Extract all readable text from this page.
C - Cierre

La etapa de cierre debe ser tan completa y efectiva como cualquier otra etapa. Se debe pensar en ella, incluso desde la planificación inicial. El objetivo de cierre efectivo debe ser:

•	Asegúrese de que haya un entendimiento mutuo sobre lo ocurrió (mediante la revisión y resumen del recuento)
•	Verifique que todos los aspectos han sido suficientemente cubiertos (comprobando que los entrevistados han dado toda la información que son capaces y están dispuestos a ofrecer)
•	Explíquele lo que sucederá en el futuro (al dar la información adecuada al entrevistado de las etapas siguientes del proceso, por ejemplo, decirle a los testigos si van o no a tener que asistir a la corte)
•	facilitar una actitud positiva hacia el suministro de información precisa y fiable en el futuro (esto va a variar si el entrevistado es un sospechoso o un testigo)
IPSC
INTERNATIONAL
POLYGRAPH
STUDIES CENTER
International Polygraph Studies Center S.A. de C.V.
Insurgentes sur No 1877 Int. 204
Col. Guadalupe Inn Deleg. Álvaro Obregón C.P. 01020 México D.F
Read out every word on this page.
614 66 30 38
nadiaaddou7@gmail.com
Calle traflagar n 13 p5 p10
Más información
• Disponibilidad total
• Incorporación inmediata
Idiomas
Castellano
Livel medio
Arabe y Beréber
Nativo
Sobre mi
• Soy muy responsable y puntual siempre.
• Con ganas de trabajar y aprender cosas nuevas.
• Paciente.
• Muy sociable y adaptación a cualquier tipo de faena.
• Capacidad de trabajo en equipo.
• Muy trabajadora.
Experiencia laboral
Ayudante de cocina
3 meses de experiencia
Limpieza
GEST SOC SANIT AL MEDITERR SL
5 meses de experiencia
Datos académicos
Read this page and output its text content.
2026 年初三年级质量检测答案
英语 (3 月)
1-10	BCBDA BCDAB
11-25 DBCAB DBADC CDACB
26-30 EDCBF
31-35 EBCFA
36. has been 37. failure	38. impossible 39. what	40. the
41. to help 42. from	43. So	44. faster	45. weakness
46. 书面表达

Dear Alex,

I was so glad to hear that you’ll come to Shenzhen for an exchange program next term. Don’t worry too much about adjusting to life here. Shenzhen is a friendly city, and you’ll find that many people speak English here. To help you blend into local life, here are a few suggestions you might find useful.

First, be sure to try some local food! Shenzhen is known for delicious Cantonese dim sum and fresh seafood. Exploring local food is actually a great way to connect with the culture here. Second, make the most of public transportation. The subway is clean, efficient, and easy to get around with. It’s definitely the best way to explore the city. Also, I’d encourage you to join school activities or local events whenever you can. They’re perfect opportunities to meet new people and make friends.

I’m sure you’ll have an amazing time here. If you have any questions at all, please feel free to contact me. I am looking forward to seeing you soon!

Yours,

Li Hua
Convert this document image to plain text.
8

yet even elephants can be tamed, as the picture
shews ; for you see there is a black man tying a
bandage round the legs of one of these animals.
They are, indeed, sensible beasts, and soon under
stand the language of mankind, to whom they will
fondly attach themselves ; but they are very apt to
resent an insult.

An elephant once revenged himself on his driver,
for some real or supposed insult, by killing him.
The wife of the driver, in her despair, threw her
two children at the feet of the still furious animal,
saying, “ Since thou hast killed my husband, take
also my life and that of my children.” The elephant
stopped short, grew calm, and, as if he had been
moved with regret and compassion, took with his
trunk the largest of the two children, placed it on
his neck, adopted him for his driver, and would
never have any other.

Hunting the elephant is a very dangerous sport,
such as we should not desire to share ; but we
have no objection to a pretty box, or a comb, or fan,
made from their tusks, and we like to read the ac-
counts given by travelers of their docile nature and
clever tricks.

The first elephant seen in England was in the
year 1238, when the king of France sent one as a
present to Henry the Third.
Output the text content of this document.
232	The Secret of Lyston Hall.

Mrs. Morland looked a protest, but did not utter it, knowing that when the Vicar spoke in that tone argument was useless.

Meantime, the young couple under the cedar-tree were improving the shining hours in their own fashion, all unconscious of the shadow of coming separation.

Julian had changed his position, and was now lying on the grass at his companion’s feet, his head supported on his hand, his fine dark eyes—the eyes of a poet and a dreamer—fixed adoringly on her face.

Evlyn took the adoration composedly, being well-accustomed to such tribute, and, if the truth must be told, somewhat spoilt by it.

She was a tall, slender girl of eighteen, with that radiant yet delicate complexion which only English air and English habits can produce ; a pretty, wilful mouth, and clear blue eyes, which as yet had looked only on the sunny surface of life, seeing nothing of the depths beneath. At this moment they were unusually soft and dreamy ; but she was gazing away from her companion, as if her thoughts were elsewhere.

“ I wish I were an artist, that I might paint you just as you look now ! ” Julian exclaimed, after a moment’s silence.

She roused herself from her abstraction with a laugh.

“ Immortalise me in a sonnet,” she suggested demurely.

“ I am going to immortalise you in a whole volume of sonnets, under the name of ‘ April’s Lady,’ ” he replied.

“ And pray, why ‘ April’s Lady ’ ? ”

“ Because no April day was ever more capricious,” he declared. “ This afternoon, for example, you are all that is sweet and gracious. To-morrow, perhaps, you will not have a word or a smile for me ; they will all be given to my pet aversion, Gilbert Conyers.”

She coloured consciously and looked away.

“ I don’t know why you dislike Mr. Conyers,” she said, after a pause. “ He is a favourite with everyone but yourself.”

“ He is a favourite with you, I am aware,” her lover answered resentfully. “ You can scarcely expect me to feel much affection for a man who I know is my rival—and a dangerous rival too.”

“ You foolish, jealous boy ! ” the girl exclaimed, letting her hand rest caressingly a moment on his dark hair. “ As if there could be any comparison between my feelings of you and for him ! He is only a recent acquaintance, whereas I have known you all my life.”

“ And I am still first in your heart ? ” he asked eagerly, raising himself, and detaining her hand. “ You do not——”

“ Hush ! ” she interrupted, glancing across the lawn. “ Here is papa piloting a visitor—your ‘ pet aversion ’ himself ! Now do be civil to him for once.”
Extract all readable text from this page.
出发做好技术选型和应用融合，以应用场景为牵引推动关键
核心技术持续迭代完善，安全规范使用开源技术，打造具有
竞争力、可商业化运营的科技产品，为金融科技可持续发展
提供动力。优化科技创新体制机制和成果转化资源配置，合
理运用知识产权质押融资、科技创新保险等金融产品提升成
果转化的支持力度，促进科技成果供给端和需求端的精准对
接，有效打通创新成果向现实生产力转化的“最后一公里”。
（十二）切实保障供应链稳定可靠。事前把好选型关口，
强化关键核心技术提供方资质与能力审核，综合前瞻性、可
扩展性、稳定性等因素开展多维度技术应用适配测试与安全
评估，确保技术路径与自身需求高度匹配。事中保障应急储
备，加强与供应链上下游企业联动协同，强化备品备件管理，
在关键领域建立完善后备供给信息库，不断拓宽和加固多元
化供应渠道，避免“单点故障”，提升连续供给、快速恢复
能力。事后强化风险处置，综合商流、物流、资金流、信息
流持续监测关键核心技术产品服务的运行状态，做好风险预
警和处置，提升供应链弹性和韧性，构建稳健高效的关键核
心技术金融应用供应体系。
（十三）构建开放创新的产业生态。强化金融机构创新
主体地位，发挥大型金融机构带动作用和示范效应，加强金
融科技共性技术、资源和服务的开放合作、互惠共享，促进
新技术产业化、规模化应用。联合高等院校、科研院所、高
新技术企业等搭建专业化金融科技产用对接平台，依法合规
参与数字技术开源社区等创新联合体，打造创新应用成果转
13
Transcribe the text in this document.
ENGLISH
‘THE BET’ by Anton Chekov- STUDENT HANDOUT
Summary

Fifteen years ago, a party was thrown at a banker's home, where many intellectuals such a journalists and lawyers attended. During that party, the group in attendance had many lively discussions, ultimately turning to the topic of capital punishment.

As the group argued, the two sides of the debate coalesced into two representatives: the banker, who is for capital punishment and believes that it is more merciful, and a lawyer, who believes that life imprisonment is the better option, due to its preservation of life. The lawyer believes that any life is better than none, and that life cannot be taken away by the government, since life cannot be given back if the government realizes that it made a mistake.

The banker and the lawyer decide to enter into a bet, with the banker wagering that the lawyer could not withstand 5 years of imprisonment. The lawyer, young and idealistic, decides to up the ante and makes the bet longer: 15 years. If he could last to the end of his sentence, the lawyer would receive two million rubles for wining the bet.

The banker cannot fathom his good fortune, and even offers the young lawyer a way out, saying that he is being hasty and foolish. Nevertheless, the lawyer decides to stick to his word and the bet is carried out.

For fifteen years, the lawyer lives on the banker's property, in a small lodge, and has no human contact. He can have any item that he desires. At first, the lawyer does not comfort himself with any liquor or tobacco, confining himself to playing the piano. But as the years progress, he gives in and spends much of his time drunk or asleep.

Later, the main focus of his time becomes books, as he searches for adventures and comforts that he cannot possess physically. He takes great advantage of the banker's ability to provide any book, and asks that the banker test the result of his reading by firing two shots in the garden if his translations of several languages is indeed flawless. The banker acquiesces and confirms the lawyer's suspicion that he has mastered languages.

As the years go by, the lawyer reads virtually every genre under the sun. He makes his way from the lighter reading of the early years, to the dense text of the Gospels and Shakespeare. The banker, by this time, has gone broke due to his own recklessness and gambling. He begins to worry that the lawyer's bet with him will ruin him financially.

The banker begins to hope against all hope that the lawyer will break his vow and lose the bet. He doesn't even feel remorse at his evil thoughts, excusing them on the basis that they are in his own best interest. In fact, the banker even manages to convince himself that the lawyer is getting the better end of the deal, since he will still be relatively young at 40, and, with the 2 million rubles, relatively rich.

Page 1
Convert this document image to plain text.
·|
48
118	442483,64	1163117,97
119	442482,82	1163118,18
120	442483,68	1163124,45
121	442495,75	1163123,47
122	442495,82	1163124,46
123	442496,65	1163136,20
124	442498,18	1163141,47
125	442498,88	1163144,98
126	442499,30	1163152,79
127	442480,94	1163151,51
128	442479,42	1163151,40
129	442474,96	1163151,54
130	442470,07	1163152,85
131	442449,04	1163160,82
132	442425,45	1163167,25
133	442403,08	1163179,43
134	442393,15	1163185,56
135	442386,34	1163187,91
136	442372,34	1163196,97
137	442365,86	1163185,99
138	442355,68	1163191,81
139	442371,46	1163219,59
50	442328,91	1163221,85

§ **Task instructions**
Going through the entries above line by line, work out how many lines include the word "would". Only the number is required.

§ **Completed task**
2